▶ [Stated problem]:
Identify the lines that contain the word "Januar" and copy each one.
## begin Material for this task
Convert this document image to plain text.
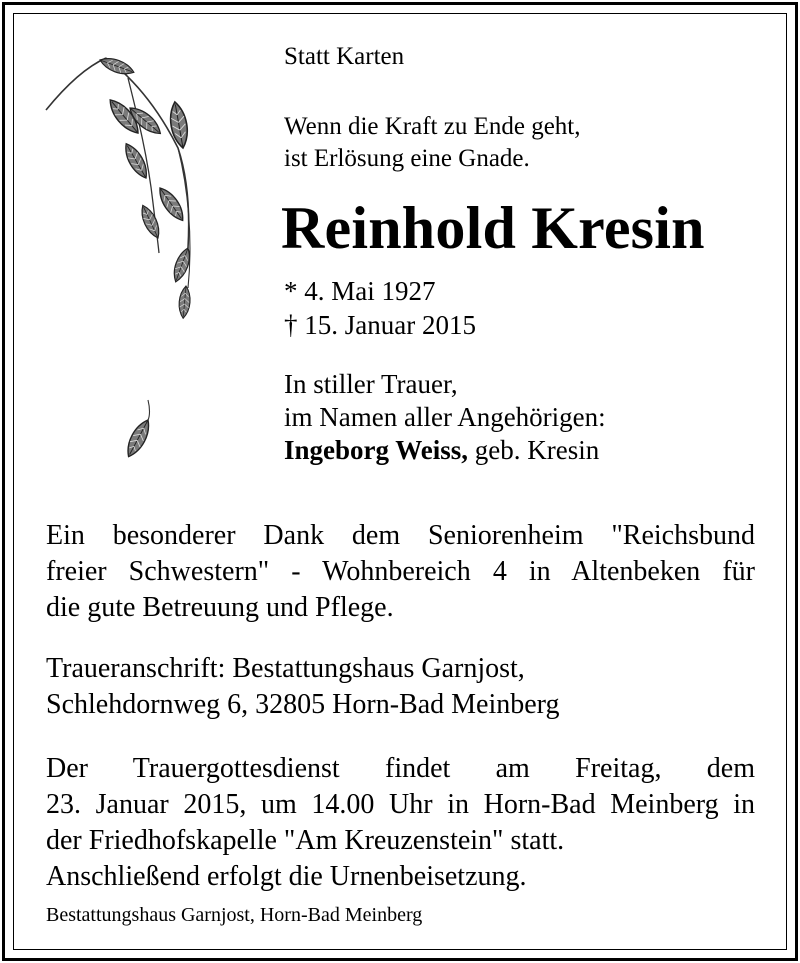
Statt Karten
Wenn die Kraft zu Ende geht,
ist Erlösung eine Gnade.
Reinhold Kresin
* 4. Mai 1927
† 15. Januar 2015
In stiller Trauer,
im Namen aller Angehörigen:
Ingeborg Weiss, geb. Kresin
Ein besonderer Dank dem Seniorenheim "Reichsbund
freier Schwestern" - Wohnbereich 4 in Altenbeken für
die gute Betreuung und Pflege.
Traueranschrift: Bestattungshaus Garnjost,
Schlehdornweg 6, 32805 Horn-Bad Meinberg
Der Trauergottesdienst findet am Freitag, dem
23. Januar 2015, um 14.00 Uhr in Horn-Bad Meinberg in
der Friedhofskapelle "Am Kreuzenstein" statt.
Anschließend erfolgt die Urnenbeisetzung.
Bestattungshaus Garnjost, Horn-Bad Meinberg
## end Material for this task
▶ [Exercise output]:
† 15. Januar 2015
23. Januar 2015, um 14.00 Uhr in Horn-Bad Meinberg in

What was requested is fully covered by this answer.